------ ROWS ------

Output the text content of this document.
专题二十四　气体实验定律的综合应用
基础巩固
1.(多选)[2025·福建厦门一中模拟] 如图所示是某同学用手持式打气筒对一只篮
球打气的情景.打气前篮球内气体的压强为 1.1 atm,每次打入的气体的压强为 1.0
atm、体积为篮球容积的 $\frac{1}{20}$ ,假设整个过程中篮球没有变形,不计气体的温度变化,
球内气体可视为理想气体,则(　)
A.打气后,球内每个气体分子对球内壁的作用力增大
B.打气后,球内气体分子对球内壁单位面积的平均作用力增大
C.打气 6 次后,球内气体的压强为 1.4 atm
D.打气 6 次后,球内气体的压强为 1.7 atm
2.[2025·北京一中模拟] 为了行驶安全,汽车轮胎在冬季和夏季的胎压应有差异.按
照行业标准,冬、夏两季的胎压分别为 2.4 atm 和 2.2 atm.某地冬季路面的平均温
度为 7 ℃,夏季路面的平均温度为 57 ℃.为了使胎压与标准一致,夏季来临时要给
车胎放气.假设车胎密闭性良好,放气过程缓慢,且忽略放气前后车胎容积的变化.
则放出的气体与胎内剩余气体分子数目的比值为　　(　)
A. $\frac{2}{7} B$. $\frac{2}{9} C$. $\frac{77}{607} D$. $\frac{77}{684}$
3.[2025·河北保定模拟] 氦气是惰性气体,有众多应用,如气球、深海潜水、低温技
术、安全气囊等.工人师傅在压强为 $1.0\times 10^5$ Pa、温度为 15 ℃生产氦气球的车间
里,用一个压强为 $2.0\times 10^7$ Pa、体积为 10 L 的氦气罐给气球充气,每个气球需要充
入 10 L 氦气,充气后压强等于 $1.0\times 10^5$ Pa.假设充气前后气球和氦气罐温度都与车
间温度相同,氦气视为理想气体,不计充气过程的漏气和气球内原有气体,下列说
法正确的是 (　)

------

- EXERCISE REQUIREMENTS: Take the entries above and transcribe them in full.

- SOLUTION FOR THIS TASK:
Output the text content of this document.
专题二十四　气体实验定律的综合应用
基础巩固
1.(多选)[2025·福建厦门一中模拟] 如图所示是某同学用手持式打气筒对一只篮
球打气的情景.打气前篮球内气体的压强为 1.1 atm,每次打入的气体的压强为 1.0
atm、体积为篮球容积的 $\frac{1}{20}$ ,假设整个过程中篮球没有变形,不计气体的温度变化,
球内气体可视为理想气体,则(　)
A.打气后,球内每个气体分子对球内壁的作用力增大
B.打气后,球内气体分子对球内壁单位面积的平均作用力增大
C.打气 6 次后,球内气体的压强为 1.4 atm
D.打气 6 次后,球内气体的压强为 1.7 atm
2.[2025·北京一中模拟] 为了行驶安全,汽车轮胎在冬季和夏季的胎压应有差异.按
照行业标准,冬、夏两季的胎压分别为 2.4 atm 和 2.2 atm.某地冬季路面的平均温
度为 7 ℃,夏季路面的平均温度为 57 ℃.为了使胎压与标准一致,夏季来临时要给
车胎放气.假设车胎密闭性良好,放气过程缓慢,且忽略放气前后车胎容积的变化.
则放出的气体与胎内剩余气体分子数目的比值为　　(　)
A. $\frac{2}{7} B$. $\frac{2}{9} C$. $\frac{77}{607} D$. $\frac{77}{684}$
3.[2025·河北保定模拟] 氦气是惰性气体,有众多应用,如气球、深海潜水、低温技
术、安全气囊等.工人师傅在压强为 $1.0\times 10^5$ Pa、温度为 15 ℃生产氦气球的车间
里,用一个压强为 $2.0\times 10^7$ Pa、体积为 10 L 的氦气罐给气球充气,每个气球需要充
入 10 L 氦气,充气后压强等于 $1.0\times 10^5$ Pa.假设充气前后气球和氦气罐温度都与车
间温度相同,氦气视为理想气体,不计充气过程的漏气和气球内原有气体,下列说
法正确的是 (　)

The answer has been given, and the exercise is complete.